Task description ->
Lines containing the string "entities" are to be collected in full.

#### Given data

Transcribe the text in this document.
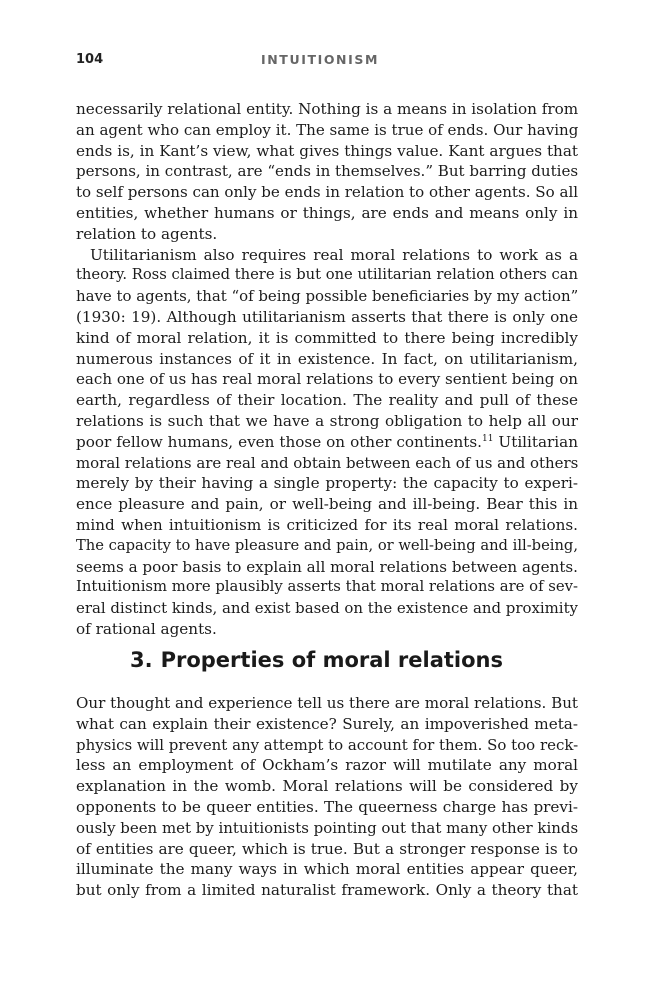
104	INTUITIONISM
necessarily relational entity. Nothing is a means in isolation from
an agent who can employ it. The same is true of ends. Our having
ends is, in Kant’s view, what gives things value. Kant argues that
persons, in contrast, are “ends in themselves.” But barring duties
to self persons can only be ends in relation to other agents. So all
entities, whether humans or things, are ends and means only in
relation to agents.
Utilitarianism also requires real moral relations to work as a
theory. Ross claimed there is but one utilitarian relation others can
have to agents, that “of being possible beneficiaries by my action”
(1930: 19). Although utilitarianism asserts that there is only one
kind of moral relation, it is committed to there being incredibly
numerous instances of it in existence. In fact, on utilitarianism,
each one of us has real moral relations to every sentient being on
earth, regardless of their location. The reality and pull of these
relations is such that we have a strong obligation to help all our
poor fellow humans, even those on other continents.$^{11}$ Utilitarian
moral relations are real and obtain between each of us and others
merely by their having a single property: the capacity to experi-
ence pleasure and pain, or well-being and ill-being. Bear this in
mind when intuitionism is criticized for its real moral relations.
The capacity to have pleasure and pain, or well-being and ill-being,
seems a poor basis to explain all moral relations between agents.
Intuitionism more plausibly asserts that moral relations are of sev-
eral distinct kinds, and exist based on the existence and proximity
of rational agents.
3. Properties of moral relations
Our thought and experience tell us there are moral relations. But
what can explain their existence? Surely, an impoverished meta-
physics will prevent any attempt to account for them. So too reck-
less an employment of Ockham’s razor will mutilate any moral
explanation in the womb. Moral relations will be considered by
opponents to be queer entities. The queerness charge has previ-
ously been met by intuitionists pointing out that many other kinds
of entities are queer, which is true. But a stronger response is to
illuminate the many ways in which moral entities appear queer,
but only from a limited naturalist framework. Only a theory that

########

Full answer ->
entities, whether humans or things, are ends and means only in
opponents to be queer entities. The queerness charge has previ-
of entities are queer, which is true. But a stronger response is to
illuminate the many ways in which moral entities appear queer,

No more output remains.